→ **Work to complete**: Report, as a bare number, how many lines of the material below contain the word "bring".

Collected data:

◇ ◇ ◇ ◇ ◇

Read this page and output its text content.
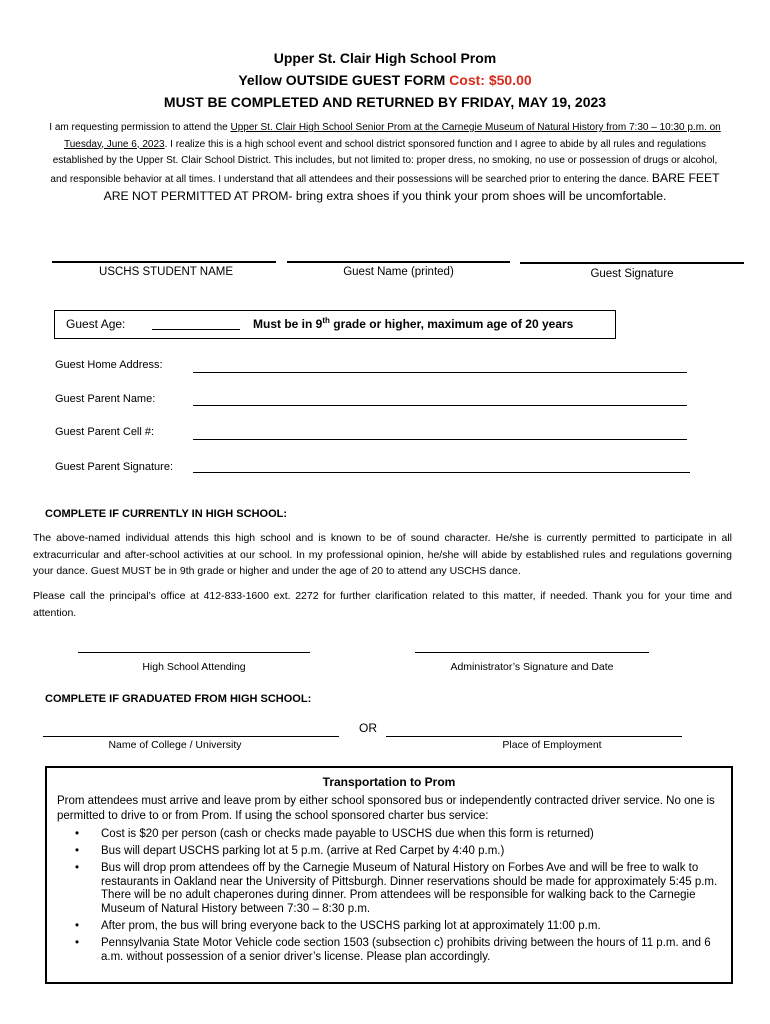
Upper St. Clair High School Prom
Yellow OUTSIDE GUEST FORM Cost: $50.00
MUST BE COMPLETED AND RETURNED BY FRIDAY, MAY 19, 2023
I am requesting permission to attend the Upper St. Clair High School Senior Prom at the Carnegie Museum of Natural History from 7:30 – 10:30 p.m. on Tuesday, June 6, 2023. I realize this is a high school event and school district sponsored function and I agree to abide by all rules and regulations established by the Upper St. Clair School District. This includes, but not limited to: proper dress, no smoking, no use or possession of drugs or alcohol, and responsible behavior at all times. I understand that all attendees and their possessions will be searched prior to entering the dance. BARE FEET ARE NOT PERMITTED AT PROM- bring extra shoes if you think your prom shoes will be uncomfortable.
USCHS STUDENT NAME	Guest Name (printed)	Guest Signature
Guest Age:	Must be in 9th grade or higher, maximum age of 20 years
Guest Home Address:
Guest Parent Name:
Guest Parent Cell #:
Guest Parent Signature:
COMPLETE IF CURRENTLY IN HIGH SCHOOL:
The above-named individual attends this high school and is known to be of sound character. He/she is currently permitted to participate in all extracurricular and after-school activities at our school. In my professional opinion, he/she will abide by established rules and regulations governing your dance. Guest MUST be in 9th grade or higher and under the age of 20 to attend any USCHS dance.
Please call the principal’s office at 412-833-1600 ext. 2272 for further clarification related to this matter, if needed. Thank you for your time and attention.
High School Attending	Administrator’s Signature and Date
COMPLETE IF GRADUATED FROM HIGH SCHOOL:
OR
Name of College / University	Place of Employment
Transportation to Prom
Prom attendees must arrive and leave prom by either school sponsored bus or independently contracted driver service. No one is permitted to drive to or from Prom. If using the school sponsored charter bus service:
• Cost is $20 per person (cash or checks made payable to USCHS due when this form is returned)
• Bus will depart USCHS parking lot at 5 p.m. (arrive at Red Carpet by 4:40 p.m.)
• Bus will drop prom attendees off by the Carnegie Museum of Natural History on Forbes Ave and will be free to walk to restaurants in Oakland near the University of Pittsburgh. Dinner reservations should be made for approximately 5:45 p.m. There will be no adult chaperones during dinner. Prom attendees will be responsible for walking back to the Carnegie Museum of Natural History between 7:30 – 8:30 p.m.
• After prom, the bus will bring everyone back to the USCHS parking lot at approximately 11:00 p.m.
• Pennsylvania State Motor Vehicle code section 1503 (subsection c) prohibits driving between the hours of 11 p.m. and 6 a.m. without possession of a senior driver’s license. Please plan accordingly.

◇ ◇ ◇ ◇ ◇

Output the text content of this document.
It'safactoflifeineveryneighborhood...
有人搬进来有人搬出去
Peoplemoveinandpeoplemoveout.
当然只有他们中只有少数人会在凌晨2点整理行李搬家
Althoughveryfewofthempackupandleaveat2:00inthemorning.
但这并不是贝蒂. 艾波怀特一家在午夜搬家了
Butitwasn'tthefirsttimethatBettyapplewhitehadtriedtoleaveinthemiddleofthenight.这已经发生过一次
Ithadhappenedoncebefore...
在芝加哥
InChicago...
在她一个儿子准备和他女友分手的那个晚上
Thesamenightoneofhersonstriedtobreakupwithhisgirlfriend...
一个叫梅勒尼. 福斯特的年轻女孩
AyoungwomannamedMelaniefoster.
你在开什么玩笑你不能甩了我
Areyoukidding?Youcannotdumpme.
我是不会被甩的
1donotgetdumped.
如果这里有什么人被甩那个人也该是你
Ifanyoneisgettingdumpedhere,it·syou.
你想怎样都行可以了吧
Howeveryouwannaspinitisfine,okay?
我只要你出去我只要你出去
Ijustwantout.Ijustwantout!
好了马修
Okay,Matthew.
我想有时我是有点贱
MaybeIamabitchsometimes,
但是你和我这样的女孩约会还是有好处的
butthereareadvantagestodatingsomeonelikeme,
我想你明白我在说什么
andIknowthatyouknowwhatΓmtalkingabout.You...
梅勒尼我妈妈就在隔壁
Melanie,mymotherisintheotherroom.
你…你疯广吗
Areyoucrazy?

◇ ◇ ◇ ◇ ◇

→ **Answer to the exercise**: 2